# WHAT THE TASK REQUIRES:
Copy out each line exactly as it appears.

# INPUT:
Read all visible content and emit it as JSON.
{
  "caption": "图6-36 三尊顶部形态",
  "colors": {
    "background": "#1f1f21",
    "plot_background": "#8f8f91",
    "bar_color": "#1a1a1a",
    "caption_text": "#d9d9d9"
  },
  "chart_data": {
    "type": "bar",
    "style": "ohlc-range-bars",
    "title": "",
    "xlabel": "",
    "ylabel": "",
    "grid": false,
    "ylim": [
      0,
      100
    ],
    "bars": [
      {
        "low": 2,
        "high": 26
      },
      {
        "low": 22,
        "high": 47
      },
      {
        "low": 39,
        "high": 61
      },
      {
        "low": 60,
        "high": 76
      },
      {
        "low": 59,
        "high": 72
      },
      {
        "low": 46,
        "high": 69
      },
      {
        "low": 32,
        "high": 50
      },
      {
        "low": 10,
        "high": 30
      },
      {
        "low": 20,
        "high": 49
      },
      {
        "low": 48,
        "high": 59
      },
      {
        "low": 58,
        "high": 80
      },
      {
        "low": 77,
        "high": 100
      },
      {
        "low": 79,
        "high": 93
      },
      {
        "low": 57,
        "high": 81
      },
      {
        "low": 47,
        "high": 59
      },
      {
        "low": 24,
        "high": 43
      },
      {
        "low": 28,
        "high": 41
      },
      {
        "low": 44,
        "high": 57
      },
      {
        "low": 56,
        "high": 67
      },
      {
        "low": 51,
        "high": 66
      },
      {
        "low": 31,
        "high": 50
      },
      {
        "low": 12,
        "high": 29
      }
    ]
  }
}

# FINISHED ANSWER:
Read all visible content and emit it as JSON.
{
  "caption": "图6-36 三尊顶部形态",
  "colors": {
    "background": "#1f1f21",
    "plot_background": "#8f8f91",
    "bar_color": "#1a1a1a",
    "caption_text": "#d9d9d9"
  },
  "chart_data": {
    "type": "bar",
    "style": "ohlc-range-bars",
    "title": "",
    "xlabel": "",
    "ylabel": "",
    "grid": false,
    "ylim": [
      0,
      100
    ],
    "bars": [
      {
        "low": 2,
        "high": 26
      },
      {
        "low": 22,
        "high": 47
      },
      {
        "low": 39,
        "high": 61
      },
      {
        "low": 60,
        "high": 76
      },
      {
        "low": 59,
        "high": 72
      },
      {
        "low": 46,
        "high": 69
      },
      {
        "low": 32,
        "high": 50
      },
      {
        "low": 10,
        "high": 30
      },
      {
        "low": 20,
        "high": 49
      },
      {
        "low": 48,
        "high": 59
      },
      {
        "low": 58,
        "high": 80
      },
      {
        "low": 77,
        "high": 100
      },
      {
        "low": 79,
        "high": 93
      },
      {
        "low": 57,
        "high": 81
      },
      {
        "low": 47,
        "high": 59
      },
      {
        "low": 24,
        "high": 43
      },
      {
        "low": 28,
        "high": 41
      },
      {
        "low": 44,
        "high": 57
      },
      {
        "low": 56,
        "high": 67
      },
      {
        "low": 51,
        "high": 66
      },
      {
        "low": 31,
        "high": 50
      },
      {
        "low": 12,
        "high": 29
      }
    ]
  }
}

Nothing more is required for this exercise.